**GIVEN PROBLEM**
Using the records provided below, locate and copy each line that contains the word "Mobile".

------ DATA RECORDS ------

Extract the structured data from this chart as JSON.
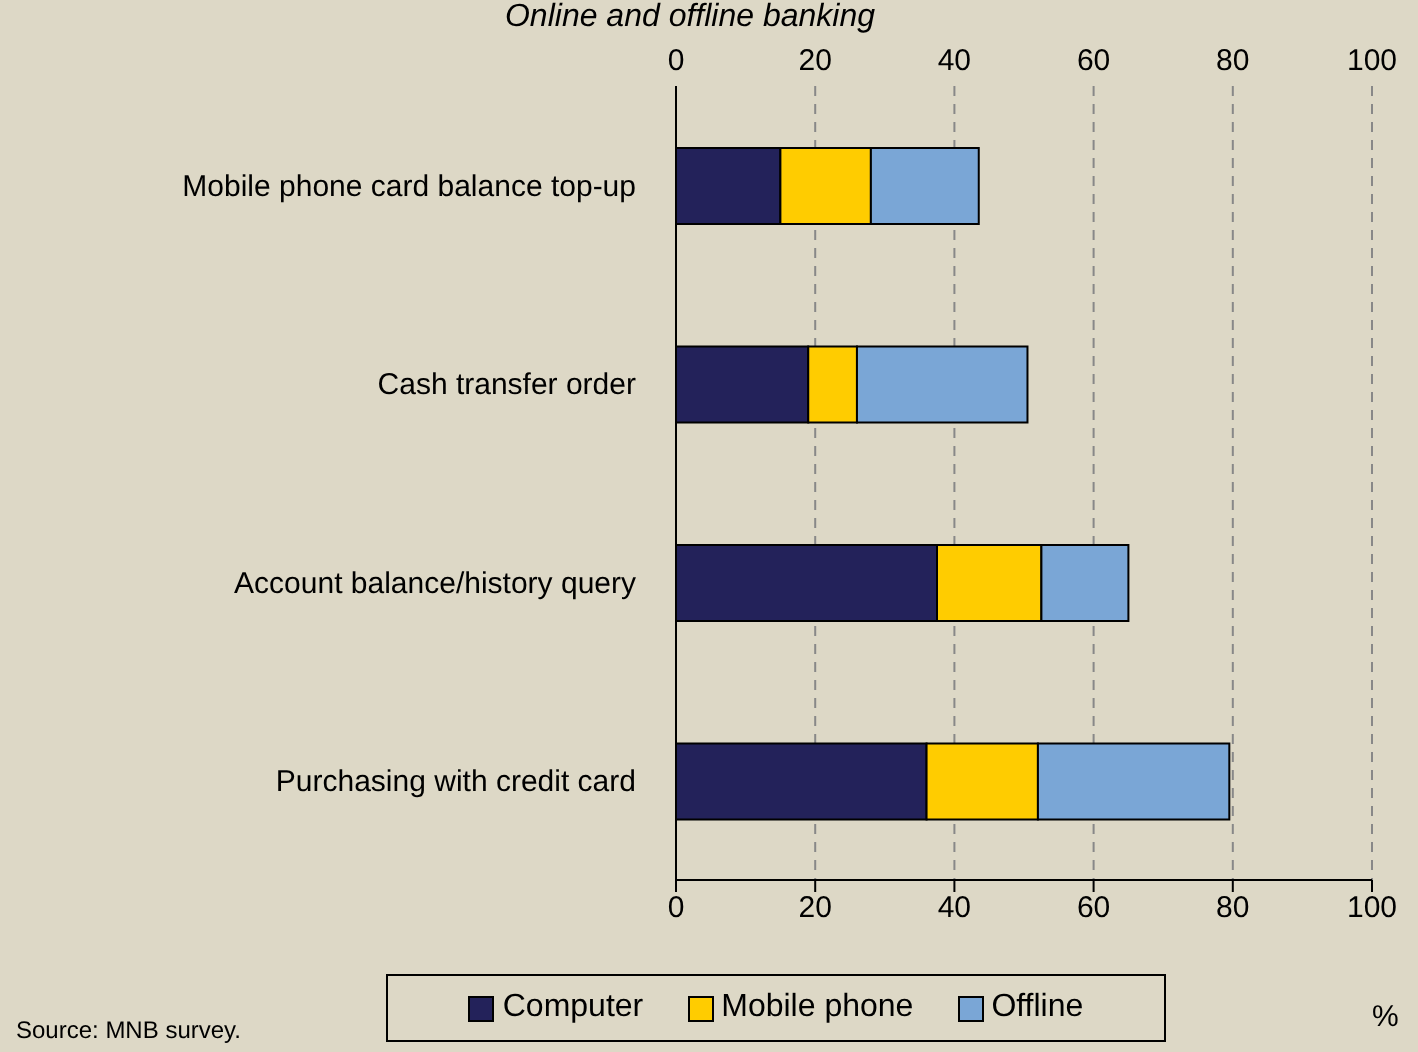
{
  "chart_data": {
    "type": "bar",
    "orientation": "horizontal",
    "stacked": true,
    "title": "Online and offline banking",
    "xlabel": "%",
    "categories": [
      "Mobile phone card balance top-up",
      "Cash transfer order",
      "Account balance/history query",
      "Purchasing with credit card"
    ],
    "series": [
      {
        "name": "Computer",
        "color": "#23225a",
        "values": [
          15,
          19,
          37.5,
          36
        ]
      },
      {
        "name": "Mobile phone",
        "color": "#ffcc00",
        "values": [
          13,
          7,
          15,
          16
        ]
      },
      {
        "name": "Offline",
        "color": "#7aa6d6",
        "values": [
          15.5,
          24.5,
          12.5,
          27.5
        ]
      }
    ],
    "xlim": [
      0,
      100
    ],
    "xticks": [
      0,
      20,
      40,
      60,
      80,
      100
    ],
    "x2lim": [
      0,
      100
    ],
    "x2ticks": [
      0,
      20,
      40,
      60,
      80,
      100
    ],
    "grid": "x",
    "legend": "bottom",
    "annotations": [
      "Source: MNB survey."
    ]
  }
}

------
------ DATA RECORDS ------

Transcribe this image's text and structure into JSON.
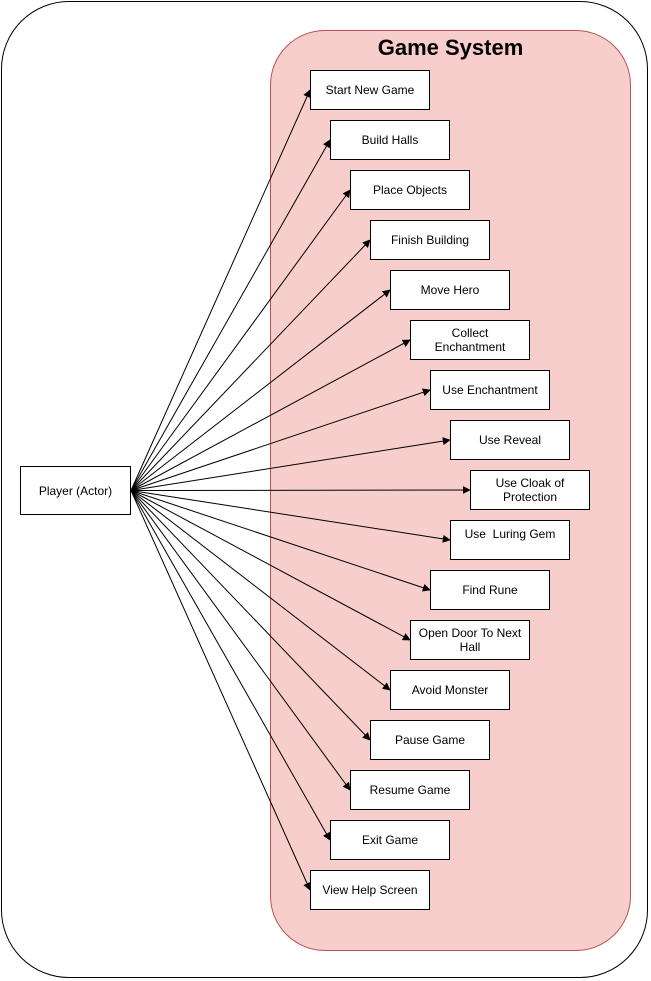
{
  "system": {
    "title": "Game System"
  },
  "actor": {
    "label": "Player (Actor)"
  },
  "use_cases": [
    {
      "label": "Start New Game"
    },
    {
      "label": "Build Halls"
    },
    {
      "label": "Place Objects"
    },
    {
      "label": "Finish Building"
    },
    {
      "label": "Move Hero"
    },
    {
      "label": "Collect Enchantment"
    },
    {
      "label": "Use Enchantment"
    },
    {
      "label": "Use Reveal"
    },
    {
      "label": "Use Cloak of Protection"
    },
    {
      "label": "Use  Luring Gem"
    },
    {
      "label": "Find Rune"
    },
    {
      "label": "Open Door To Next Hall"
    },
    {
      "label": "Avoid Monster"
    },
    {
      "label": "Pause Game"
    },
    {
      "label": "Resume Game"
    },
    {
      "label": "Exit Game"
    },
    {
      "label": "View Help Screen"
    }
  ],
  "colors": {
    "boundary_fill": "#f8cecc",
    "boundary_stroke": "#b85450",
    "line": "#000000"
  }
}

------

**OUTPUT FOR THIS EXERCISE**
      "Mobile phone card balance top-up",
        "name": "Mobile phone",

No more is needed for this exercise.